• PROBLEM REQUIREMENTS:
Copy the items word for word, starting at the line containing "Patent image size: (765, 520)." and ending at the line containing "The fourth rolling component 201-4 is", with both of those lines included.

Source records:

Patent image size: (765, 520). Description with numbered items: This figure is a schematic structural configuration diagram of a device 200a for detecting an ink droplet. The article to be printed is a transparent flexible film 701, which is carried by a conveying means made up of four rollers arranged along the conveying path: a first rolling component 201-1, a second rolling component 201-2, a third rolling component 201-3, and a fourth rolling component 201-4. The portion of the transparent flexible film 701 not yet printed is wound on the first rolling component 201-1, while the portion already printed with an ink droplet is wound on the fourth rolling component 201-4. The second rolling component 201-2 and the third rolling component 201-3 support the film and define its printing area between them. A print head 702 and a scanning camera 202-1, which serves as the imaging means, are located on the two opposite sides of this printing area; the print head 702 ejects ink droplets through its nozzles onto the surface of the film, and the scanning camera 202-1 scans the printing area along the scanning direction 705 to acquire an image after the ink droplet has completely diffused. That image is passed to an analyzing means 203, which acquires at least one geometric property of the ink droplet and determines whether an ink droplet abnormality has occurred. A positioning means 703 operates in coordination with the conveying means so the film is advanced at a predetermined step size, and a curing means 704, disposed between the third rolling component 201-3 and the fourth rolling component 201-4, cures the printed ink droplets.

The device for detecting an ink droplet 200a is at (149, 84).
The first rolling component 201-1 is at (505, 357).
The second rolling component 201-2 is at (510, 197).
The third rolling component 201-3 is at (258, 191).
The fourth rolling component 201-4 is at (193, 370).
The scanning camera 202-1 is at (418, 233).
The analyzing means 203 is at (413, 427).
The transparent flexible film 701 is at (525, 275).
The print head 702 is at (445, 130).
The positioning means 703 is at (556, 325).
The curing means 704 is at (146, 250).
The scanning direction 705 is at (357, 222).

* * *

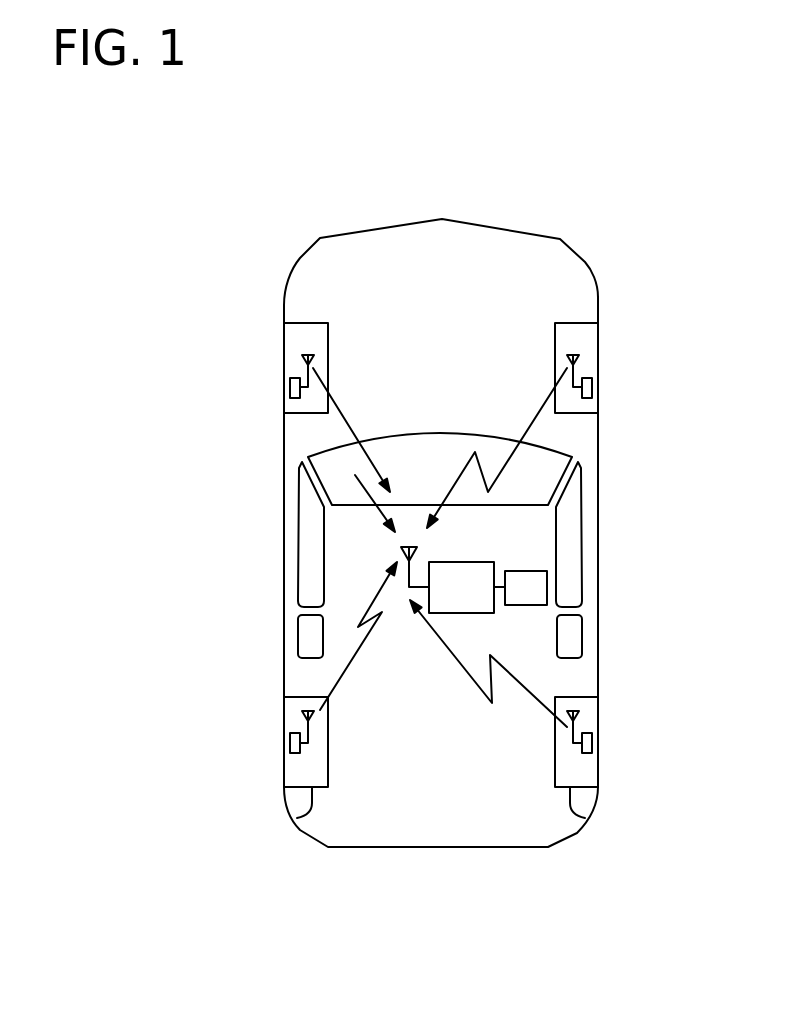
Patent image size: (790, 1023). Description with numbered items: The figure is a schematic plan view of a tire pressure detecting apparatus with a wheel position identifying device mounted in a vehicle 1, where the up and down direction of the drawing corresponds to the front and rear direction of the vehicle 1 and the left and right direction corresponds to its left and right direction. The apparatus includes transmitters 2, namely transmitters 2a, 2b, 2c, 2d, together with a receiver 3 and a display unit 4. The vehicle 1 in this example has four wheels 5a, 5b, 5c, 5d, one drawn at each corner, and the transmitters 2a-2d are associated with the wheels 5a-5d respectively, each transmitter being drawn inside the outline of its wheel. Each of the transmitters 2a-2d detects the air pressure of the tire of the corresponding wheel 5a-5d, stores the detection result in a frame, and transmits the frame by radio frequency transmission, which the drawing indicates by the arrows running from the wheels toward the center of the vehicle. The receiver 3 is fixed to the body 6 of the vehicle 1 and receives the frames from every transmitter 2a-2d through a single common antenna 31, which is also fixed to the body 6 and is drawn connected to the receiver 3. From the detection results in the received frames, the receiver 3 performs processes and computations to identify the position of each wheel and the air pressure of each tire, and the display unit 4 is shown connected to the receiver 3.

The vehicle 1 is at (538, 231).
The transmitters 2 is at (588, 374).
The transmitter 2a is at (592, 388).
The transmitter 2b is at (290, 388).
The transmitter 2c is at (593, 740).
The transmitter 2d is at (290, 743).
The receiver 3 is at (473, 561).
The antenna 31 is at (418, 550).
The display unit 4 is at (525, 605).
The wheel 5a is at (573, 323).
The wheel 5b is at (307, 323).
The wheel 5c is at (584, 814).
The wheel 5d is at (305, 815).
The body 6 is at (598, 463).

• THE ANSWER:
Patent image size: (765, 520). Description with numbered items: This figure is a schematic structural configuration diagram of a device 200a for detecting an ink droplet. The article to be printed is a transparent flexible film 701, which is carried by a conveying means made up of four rollers arranged along the conveying path: a first rolling component 201-1, a second rolling component 201-2, a third rolling component 201-3, and a fourth rolling component 201-4. The portion of the transparent flexible film 701 not yet printed is wound on the first rolling component 201-1, while the portion already printed with an ink droplet is wound on the fourth rolling component 201-4. The second rolling component 201-2 and the third rolling component 201-3 support the film and define its printing area between them. A print head 702 and a scanning camera 202-1, which serves as the imaging means, are located on the two opposite sides of this printing area; the print head 702 ejects ink droplets through its nozzles onto the surface of the film, and the scanning camera 202-1 scans the printing area along the scanning direction 705 to acquire an image after the ink droplet has completely diffused. That image is passed to an analyzing means 203, which acquires at least one geometric property of the ink droplet and determines whether an ink droplet abnormality has occurred. A positioning means 703 operates in coordination with the conveying means so the film is advanced at a predetermined step size, and a curing means 704, disposed between the third rolling component 201-3 and the fourth rolling component 201-4, cures the printed ink droplets.

The device for detecting an ink droplet 200a is at (149, 84).
The first rolling component 201-1 is at (505, 357).
The second rolling component 201-2 is at (510, 197).
The third rolling component 201-3 is at (258, 191).
The fourth rolling component 201-4 is at (193, 370).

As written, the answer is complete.